___ Supplied records

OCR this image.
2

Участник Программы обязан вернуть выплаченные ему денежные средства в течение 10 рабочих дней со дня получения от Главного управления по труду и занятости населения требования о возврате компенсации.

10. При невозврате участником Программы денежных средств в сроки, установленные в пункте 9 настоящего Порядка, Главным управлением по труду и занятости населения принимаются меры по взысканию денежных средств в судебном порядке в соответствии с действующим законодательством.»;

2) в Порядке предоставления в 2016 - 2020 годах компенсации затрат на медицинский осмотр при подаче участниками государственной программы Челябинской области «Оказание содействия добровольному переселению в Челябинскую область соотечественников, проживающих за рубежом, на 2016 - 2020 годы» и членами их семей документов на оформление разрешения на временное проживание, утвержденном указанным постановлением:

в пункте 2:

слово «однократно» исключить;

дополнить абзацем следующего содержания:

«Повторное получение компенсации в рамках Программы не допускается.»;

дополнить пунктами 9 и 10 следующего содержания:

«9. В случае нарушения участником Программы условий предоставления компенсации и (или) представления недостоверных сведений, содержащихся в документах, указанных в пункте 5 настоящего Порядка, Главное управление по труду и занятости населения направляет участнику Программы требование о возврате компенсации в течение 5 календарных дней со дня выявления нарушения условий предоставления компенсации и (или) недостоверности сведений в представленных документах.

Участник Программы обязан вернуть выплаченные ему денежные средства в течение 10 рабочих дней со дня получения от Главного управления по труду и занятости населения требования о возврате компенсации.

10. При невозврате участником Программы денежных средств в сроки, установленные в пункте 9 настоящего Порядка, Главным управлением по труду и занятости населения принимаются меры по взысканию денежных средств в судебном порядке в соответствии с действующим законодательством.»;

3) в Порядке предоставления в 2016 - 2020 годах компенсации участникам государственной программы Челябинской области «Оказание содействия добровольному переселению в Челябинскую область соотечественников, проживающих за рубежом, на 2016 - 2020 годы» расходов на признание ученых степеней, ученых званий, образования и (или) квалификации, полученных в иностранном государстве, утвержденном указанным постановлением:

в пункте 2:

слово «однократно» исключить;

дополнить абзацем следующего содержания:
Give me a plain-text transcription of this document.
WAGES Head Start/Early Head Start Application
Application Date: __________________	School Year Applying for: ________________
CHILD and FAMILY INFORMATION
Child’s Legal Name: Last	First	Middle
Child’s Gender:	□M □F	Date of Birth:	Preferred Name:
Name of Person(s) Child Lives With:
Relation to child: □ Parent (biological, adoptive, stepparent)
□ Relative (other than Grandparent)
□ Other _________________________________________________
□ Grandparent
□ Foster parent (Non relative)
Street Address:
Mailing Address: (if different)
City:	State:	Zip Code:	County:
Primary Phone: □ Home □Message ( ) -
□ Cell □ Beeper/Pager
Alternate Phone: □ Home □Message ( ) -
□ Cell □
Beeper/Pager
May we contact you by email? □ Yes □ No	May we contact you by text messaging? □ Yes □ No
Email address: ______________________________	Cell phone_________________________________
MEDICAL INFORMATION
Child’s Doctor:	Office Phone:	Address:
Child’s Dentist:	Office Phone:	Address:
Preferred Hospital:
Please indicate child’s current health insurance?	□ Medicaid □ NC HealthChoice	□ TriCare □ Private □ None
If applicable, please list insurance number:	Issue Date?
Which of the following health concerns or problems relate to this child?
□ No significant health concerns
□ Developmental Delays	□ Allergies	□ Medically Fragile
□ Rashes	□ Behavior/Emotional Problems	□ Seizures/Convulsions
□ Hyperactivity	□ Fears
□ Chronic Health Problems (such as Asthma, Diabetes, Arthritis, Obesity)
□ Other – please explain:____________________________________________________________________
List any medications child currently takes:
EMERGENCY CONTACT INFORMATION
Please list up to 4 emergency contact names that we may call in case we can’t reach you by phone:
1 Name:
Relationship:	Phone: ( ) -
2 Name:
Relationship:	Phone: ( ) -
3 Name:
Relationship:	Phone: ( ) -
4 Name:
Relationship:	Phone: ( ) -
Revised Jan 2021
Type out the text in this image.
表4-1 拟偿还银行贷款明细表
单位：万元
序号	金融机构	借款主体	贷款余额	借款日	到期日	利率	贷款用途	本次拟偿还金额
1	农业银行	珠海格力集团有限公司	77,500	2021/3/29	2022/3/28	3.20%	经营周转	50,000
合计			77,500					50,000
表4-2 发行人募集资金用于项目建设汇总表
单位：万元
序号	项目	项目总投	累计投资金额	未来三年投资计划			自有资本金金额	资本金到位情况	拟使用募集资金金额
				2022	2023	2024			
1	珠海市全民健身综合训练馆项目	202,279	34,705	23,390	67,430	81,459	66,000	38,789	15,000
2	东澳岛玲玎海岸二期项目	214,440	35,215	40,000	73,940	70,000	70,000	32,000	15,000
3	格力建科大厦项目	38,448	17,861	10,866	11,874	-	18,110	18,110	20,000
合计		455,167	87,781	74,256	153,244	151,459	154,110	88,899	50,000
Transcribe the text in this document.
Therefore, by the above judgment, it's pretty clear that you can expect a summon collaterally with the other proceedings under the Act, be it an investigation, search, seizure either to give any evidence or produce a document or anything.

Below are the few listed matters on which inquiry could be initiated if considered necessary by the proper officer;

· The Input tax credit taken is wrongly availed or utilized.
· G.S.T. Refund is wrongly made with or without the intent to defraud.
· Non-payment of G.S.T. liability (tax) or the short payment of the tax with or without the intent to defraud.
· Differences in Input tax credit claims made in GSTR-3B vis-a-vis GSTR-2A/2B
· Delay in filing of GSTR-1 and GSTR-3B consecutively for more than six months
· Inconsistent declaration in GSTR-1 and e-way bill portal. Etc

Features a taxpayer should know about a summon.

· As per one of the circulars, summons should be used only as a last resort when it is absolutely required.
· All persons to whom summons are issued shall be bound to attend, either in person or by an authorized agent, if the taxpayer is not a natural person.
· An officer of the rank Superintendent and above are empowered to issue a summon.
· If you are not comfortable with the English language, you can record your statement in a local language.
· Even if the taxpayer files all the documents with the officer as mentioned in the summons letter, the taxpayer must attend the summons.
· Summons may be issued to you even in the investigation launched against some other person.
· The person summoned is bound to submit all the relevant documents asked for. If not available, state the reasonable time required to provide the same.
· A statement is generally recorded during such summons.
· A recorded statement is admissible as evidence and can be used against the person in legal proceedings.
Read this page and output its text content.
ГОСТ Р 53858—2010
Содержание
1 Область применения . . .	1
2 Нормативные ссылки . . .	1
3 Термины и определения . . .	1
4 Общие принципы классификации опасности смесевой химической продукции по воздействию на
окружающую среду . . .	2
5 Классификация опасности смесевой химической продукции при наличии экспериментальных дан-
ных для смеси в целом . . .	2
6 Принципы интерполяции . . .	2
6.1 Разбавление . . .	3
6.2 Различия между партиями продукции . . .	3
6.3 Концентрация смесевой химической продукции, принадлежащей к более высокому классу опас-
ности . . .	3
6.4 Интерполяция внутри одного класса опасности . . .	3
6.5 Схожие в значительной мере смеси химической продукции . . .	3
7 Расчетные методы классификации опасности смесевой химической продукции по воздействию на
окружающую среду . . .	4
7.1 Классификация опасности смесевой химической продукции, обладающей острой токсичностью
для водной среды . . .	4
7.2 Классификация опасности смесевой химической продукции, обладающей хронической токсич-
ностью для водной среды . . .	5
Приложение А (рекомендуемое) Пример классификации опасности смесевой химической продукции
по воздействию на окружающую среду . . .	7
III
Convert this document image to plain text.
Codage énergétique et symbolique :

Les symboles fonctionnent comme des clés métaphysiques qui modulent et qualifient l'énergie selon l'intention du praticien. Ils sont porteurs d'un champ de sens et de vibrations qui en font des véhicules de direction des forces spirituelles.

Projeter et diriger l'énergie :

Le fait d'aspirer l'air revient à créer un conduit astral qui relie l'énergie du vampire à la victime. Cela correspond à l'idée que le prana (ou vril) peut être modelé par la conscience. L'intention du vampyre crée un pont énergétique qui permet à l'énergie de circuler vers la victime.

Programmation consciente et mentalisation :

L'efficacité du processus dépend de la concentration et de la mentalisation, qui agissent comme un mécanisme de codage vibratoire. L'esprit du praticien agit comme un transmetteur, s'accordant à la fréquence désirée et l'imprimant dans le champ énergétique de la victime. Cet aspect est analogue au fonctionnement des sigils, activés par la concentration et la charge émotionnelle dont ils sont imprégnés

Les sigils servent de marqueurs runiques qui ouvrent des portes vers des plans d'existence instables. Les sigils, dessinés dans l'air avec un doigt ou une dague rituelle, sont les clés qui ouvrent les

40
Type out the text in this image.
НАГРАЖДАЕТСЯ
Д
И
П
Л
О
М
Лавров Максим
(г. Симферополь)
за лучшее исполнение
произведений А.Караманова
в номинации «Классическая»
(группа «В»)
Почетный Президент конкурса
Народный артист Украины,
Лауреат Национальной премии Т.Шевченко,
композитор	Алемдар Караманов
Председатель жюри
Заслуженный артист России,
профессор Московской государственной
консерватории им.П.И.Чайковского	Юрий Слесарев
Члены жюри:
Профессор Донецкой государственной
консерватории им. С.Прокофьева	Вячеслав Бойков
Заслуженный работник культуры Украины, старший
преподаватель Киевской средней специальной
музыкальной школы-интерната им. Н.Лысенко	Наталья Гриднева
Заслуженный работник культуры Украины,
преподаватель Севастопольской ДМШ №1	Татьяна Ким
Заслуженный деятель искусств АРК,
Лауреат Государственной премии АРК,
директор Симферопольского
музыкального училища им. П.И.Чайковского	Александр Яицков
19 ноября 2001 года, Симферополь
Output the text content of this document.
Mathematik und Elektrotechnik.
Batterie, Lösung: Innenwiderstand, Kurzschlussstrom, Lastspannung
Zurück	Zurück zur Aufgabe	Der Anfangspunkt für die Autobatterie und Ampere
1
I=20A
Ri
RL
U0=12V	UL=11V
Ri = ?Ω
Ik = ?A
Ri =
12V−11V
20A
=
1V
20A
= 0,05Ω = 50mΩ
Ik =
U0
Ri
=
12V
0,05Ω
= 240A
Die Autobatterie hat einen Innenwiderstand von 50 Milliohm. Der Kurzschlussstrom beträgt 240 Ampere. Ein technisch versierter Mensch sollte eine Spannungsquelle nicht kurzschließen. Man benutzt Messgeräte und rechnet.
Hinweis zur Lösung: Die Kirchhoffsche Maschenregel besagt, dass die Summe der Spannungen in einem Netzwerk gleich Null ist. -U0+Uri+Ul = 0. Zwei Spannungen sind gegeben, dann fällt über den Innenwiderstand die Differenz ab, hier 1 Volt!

______

• **Task description**
Find the string "INFORMATION" in the listing and return every line that holds it.

• **Exercise solution**
CHILD and FAMILY INFORMATION
MEDICAL INFORMATION
EMERGENCY CONTACT INFORMATION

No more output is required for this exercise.